### What you will do
Every line that holds "type" should be shown.

### Listing
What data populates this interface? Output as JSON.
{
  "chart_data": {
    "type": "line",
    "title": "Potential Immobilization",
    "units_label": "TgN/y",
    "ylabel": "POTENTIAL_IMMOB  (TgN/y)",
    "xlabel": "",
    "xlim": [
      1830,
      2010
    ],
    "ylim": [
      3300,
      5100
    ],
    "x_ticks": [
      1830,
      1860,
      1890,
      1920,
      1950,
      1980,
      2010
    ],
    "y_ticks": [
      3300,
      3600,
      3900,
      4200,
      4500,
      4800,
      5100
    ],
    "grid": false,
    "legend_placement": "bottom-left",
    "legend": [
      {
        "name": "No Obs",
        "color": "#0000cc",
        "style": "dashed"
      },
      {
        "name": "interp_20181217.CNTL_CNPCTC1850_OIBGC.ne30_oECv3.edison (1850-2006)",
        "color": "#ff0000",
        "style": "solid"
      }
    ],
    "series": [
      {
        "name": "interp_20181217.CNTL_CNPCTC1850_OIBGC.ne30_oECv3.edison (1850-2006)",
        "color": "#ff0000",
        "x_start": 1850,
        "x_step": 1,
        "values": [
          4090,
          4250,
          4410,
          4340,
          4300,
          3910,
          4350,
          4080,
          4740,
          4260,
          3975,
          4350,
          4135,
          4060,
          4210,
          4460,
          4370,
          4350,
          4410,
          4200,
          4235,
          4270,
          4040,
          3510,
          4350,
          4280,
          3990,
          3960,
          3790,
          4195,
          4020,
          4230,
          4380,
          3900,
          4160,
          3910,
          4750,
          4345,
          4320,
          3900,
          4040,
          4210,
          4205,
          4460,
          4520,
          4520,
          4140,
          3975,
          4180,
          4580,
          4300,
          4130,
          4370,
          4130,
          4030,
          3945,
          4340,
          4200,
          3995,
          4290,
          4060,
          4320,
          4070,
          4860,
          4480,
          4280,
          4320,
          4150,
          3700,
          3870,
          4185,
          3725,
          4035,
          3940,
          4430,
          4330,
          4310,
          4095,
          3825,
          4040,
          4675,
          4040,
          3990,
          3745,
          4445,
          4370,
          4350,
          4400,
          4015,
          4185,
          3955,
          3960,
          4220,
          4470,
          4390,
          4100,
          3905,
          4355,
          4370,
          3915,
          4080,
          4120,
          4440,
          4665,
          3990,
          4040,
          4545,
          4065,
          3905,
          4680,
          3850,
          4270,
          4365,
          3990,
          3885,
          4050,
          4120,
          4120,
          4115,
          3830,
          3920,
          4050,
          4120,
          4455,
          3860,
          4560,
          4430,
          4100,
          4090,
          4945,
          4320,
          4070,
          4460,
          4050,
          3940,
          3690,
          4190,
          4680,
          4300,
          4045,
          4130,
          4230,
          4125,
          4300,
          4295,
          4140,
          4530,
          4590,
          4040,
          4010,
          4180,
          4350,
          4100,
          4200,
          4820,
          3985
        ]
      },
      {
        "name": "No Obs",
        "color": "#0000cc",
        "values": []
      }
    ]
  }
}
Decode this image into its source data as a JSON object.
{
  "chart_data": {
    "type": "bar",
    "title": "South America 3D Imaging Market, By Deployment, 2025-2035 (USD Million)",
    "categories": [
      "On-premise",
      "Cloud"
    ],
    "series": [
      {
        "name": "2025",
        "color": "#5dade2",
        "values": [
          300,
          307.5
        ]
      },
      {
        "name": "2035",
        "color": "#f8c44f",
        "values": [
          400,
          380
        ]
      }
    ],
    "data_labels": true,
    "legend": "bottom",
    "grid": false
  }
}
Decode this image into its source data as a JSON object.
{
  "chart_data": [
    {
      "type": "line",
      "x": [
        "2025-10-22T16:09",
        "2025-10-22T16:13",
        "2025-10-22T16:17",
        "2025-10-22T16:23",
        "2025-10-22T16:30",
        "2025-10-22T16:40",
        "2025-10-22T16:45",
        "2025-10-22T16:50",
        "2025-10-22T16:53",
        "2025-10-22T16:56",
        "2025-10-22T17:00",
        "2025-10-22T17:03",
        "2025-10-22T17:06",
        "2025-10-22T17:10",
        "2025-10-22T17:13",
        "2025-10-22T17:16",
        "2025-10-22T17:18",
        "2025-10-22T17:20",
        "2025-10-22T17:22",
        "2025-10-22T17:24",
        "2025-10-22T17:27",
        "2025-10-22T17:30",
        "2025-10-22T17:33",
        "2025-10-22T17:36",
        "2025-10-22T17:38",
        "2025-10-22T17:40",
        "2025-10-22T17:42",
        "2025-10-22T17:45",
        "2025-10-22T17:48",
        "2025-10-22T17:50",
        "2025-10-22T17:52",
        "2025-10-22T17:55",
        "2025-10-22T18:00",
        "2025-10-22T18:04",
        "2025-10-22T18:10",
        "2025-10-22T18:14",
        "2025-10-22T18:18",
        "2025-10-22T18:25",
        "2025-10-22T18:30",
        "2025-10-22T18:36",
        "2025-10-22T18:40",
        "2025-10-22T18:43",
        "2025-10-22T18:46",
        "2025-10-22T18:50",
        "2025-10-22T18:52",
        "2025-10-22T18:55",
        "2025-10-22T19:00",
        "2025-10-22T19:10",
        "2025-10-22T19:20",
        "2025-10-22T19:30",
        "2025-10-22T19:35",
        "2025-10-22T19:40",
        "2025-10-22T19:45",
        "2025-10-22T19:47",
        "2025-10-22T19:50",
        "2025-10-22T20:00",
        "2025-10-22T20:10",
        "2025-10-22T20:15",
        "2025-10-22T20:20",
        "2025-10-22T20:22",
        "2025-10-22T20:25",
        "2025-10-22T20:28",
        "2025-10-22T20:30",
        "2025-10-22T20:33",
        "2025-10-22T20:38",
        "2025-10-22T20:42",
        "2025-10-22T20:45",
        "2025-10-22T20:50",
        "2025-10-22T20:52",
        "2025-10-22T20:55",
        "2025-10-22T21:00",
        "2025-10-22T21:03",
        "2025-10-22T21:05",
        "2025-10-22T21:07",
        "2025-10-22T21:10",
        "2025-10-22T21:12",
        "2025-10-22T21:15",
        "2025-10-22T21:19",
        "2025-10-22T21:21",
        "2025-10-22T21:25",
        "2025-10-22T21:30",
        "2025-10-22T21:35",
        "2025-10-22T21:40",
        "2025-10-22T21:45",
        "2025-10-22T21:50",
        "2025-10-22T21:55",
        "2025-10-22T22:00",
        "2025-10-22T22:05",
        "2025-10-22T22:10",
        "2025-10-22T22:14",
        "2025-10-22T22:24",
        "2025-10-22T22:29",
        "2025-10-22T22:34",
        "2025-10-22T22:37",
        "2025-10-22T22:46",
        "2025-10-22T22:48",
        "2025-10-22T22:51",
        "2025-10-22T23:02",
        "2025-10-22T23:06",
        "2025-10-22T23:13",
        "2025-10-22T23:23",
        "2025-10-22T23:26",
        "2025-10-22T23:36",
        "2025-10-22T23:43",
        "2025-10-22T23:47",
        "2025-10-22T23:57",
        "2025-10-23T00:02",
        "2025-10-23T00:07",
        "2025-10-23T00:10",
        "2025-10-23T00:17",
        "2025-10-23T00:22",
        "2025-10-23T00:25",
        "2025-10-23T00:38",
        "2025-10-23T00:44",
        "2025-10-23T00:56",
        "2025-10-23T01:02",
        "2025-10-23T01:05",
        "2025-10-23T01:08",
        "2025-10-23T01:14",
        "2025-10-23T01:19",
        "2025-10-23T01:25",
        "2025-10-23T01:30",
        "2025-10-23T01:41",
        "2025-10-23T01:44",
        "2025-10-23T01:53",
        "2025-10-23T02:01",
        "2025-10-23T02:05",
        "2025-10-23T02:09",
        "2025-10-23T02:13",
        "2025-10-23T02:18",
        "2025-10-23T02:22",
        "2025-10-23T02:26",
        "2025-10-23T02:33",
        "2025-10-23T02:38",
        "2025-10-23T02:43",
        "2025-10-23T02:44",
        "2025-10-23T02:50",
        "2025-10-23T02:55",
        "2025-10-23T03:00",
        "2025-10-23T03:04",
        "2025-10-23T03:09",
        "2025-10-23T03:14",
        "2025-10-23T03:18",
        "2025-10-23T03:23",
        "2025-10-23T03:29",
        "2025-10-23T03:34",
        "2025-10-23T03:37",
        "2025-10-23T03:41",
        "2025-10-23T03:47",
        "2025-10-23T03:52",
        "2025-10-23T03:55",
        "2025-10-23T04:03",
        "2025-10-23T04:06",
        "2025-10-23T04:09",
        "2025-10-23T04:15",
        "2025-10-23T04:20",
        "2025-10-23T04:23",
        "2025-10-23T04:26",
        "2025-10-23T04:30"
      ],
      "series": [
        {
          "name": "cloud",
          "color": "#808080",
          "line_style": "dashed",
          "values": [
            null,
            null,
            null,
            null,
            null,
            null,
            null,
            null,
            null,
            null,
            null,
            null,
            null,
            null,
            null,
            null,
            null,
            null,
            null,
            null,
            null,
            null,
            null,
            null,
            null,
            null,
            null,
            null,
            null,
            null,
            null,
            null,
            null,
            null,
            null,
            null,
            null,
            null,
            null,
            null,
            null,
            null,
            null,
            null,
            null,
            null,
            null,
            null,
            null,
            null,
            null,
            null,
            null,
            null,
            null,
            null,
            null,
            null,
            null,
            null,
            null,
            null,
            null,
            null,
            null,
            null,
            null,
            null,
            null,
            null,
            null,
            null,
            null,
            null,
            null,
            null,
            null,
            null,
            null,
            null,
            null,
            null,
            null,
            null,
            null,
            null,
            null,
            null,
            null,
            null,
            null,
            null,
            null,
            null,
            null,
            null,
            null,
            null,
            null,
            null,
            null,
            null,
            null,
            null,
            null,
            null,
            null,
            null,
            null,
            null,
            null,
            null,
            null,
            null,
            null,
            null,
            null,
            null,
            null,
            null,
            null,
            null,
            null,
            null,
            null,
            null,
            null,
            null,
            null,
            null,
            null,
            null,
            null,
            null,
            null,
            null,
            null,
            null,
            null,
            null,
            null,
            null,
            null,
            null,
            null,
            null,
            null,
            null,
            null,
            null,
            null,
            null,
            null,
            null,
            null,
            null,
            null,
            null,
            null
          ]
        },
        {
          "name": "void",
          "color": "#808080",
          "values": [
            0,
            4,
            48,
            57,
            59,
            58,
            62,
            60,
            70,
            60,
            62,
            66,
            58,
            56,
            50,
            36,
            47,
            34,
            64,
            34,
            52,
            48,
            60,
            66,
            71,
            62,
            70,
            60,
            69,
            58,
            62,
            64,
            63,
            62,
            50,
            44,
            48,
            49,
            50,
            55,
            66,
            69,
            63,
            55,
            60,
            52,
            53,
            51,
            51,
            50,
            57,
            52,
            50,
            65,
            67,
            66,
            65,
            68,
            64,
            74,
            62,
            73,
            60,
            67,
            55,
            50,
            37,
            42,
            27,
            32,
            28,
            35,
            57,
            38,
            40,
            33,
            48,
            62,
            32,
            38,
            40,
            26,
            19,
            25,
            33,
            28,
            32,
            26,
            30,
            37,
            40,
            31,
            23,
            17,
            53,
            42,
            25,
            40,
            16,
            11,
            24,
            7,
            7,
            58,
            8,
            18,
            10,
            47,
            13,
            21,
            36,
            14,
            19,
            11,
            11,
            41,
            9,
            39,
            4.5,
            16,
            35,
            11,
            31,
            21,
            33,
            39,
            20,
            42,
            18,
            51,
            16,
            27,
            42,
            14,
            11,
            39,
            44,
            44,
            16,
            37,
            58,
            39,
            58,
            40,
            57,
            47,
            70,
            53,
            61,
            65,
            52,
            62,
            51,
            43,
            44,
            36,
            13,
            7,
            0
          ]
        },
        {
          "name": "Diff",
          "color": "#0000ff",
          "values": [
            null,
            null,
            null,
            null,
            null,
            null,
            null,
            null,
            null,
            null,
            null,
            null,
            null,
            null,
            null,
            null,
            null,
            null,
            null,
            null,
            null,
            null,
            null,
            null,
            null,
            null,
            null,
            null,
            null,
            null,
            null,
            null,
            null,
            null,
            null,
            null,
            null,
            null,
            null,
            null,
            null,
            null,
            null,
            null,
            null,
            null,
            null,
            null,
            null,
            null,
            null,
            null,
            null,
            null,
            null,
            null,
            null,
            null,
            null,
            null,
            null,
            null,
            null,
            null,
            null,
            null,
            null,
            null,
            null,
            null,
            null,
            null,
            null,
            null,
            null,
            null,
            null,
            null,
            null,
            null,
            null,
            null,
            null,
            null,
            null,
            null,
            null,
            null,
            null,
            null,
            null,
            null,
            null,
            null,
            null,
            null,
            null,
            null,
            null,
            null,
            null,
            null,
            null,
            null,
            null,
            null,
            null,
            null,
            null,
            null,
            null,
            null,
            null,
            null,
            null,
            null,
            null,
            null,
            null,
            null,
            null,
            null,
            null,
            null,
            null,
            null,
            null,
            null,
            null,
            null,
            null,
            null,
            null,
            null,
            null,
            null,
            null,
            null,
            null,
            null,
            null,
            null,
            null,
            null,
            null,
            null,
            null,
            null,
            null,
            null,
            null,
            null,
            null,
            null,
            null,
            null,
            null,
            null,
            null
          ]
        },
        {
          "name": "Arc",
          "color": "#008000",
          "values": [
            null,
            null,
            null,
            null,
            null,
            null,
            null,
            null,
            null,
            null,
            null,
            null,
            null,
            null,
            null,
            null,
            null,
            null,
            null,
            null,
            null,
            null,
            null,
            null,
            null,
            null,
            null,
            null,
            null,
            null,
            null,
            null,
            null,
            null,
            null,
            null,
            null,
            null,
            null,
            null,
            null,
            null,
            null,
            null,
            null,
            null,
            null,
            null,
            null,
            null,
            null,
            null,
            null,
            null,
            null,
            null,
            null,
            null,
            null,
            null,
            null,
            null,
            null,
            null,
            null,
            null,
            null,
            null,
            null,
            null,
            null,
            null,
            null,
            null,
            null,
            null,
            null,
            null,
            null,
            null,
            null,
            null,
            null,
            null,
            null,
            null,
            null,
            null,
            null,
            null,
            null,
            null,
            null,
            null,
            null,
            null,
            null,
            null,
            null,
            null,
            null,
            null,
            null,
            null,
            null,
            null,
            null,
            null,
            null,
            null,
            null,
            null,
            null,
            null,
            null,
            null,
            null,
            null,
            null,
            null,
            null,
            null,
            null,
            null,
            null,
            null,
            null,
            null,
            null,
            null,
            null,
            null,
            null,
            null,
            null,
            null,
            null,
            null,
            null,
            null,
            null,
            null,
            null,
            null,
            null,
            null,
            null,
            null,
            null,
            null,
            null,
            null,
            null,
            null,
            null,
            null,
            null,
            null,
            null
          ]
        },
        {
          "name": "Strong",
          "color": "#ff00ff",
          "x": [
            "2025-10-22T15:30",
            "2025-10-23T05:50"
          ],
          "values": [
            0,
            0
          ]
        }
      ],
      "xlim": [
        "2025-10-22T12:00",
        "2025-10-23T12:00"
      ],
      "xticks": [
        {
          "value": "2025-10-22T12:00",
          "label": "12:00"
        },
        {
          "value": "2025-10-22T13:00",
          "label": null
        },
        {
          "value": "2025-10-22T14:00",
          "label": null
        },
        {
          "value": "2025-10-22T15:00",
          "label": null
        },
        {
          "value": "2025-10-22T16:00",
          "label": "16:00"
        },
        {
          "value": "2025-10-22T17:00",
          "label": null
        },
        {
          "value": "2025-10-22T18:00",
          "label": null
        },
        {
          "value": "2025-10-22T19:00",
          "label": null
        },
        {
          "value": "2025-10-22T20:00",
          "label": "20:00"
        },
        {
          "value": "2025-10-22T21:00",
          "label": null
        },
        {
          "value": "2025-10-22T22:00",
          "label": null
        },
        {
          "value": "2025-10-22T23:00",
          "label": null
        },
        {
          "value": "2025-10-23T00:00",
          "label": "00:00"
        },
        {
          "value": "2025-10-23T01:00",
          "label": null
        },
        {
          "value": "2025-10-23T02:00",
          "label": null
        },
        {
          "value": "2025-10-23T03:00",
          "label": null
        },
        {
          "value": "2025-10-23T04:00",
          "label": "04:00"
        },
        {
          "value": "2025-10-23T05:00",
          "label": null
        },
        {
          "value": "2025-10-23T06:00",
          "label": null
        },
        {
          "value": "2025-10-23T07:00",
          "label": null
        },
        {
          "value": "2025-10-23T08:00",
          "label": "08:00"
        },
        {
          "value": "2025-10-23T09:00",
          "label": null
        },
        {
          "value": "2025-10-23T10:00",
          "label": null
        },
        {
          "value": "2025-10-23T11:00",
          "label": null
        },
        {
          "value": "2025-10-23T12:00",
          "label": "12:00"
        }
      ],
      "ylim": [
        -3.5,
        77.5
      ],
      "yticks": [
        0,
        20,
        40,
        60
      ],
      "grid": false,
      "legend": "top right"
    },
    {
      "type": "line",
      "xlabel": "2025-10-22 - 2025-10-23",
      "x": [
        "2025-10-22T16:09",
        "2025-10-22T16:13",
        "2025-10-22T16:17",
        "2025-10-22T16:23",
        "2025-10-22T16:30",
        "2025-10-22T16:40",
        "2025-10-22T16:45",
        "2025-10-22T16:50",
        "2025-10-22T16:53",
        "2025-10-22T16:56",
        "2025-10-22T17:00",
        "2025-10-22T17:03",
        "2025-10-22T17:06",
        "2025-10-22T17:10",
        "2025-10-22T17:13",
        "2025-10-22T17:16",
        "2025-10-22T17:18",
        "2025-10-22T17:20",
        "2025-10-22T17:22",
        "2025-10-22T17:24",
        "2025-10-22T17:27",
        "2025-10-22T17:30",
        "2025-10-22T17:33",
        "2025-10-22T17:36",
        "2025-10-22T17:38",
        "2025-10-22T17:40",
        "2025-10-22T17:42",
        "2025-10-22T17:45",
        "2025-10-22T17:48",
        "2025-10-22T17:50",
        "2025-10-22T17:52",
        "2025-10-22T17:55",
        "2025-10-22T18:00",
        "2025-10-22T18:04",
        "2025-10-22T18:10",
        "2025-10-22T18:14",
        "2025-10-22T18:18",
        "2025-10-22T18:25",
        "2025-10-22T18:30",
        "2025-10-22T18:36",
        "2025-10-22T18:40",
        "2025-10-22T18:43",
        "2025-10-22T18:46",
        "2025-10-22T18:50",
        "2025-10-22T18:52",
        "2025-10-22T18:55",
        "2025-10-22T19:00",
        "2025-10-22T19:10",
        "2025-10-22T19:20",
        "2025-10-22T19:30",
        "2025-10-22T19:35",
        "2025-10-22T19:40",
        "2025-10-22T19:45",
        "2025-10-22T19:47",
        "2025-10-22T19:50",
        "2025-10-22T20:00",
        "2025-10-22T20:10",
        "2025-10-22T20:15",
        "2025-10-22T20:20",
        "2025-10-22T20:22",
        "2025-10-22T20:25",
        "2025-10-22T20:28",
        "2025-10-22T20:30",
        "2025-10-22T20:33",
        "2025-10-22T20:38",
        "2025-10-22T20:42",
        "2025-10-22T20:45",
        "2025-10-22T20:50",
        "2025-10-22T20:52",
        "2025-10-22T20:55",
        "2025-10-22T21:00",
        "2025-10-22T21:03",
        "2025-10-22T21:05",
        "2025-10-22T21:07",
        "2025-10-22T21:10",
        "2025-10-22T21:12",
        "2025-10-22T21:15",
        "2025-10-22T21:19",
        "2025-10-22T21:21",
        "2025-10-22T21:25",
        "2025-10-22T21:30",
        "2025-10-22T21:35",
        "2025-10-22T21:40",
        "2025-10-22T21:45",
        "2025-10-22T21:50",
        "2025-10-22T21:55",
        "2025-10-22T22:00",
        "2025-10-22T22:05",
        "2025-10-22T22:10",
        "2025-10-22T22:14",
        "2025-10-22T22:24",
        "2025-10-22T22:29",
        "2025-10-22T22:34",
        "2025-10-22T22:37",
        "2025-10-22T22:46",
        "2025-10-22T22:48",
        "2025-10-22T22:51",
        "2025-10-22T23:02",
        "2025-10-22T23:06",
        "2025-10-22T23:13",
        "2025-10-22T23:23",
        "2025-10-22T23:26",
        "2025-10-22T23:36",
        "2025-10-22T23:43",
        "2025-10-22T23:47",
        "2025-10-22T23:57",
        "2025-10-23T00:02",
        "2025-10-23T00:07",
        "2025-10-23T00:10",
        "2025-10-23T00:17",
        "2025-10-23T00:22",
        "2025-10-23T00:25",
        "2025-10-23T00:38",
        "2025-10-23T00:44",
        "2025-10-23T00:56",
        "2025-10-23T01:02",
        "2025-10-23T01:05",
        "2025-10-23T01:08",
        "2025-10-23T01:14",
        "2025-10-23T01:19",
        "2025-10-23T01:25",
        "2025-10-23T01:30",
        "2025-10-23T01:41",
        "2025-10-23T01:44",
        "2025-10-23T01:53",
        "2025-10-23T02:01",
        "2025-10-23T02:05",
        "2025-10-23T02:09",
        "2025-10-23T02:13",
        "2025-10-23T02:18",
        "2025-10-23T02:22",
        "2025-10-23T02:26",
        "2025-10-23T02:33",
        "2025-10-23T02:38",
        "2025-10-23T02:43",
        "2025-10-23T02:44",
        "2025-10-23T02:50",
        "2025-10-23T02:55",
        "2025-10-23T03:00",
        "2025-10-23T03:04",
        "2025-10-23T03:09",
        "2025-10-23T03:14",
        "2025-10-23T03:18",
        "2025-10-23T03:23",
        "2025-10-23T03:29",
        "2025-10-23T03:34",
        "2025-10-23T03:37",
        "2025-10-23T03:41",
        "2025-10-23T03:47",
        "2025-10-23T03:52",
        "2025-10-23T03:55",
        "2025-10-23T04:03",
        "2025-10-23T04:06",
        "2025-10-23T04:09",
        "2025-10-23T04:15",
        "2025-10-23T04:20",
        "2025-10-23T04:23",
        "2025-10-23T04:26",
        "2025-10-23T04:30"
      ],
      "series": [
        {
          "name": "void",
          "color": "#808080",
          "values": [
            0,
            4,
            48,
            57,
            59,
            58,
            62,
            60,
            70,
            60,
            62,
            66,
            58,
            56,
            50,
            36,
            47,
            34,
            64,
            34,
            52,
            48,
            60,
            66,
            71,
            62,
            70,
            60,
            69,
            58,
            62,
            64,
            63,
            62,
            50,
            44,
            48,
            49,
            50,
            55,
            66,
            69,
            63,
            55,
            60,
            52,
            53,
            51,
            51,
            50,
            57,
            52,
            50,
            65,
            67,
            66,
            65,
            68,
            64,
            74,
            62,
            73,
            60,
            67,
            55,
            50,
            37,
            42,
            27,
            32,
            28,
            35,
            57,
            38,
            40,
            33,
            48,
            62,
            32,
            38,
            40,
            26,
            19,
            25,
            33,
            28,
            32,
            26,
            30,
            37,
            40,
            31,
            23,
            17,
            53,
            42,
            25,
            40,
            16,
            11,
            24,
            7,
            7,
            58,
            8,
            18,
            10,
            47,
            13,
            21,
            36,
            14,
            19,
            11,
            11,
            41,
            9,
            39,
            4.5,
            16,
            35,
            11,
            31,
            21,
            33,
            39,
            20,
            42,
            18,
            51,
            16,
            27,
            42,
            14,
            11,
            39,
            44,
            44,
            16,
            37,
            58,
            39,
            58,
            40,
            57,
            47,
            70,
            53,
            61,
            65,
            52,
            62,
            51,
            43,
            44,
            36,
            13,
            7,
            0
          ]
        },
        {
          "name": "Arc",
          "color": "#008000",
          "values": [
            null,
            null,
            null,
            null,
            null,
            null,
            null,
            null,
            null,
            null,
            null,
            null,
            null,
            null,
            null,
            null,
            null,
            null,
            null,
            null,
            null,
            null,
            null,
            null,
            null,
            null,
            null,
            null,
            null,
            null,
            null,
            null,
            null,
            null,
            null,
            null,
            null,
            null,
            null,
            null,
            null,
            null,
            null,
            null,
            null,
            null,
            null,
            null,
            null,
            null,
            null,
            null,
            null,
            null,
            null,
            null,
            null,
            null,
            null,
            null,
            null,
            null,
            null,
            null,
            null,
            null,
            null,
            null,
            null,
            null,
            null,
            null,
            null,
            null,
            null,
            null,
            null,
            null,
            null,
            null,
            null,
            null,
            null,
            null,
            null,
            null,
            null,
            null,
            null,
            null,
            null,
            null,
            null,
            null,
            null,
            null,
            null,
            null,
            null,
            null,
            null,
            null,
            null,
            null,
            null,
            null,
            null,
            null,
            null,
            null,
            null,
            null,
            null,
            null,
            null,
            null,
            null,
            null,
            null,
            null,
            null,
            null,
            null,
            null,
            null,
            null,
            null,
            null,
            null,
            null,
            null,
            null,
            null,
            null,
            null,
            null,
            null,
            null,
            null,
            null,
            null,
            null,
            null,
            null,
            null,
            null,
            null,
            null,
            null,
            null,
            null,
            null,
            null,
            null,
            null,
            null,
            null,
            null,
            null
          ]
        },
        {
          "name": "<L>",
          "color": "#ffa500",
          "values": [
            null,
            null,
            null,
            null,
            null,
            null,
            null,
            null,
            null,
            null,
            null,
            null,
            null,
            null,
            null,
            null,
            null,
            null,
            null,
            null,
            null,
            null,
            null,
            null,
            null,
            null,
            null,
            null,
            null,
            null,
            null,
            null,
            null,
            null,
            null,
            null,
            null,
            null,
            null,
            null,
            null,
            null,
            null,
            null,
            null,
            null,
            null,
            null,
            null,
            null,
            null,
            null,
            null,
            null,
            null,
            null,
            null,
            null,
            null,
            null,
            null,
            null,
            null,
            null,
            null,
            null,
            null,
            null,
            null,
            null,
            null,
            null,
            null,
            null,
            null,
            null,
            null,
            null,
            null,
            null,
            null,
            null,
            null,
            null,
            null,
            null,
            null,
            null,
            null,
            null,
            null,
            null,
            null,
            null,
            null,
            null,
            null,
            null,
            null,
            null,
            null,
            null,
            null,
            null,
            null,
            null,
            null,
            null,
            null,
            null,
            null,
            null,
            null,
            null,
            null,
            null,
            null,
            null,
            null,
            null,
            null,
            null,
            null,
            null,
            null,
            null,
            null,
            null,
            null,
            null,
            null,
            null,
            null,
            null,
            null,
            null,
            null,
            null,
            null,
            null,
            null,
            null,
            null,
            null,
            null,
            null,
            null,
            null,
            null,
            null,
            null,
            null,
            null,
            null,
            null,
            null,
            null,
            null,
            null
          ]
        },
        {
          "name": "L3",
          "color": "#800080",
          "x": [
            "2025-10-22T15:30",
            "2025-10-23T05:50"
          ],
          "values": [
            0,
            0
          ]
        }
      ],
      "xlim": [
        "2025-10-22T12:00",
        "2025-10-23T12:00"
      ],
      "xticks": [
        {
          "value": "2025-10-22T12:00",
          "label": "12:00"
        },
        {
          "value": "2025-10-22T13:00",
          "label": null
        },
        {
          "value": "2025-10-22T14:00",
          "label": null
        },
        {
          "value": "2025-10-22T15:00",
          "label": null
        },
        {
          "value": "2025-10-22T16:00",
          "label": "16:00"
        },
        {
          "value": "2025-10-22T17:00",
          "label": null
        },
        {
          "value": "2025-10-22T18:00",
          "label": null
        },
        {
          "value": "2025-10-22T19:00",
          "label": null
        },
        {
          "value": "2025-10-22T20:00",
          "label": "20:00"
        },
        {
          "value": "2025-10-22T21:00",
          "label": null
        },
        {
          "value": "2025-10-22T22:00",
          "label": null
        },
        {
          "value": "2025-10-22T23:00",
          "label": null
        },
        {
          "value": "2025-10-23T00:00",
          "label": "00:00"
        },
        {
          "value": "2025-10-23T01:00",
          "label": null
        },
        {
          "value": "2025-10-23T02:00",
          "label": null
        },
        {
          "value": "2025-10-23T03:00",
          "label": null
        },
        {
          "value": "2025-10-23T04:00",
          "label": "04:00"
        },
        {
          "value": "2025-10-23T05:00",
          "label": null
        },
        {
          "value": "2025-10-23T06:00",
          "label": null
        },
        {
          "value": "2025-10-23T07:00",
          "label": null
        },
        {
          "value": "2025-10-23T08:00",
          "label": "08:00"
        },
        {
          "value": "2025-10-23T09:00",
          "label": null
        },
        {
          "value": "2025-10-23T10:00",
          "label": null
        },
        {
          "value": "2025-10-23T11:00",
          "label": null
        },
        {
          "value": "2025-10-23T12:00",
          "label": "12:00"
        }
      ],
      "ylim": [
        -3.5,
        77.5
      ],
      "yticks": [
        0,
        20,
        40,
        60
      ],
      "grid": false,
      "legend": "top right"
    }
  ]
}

### Task result
    "type": "line",
    "type": "bar",
      "type": "line",
      "type": "line",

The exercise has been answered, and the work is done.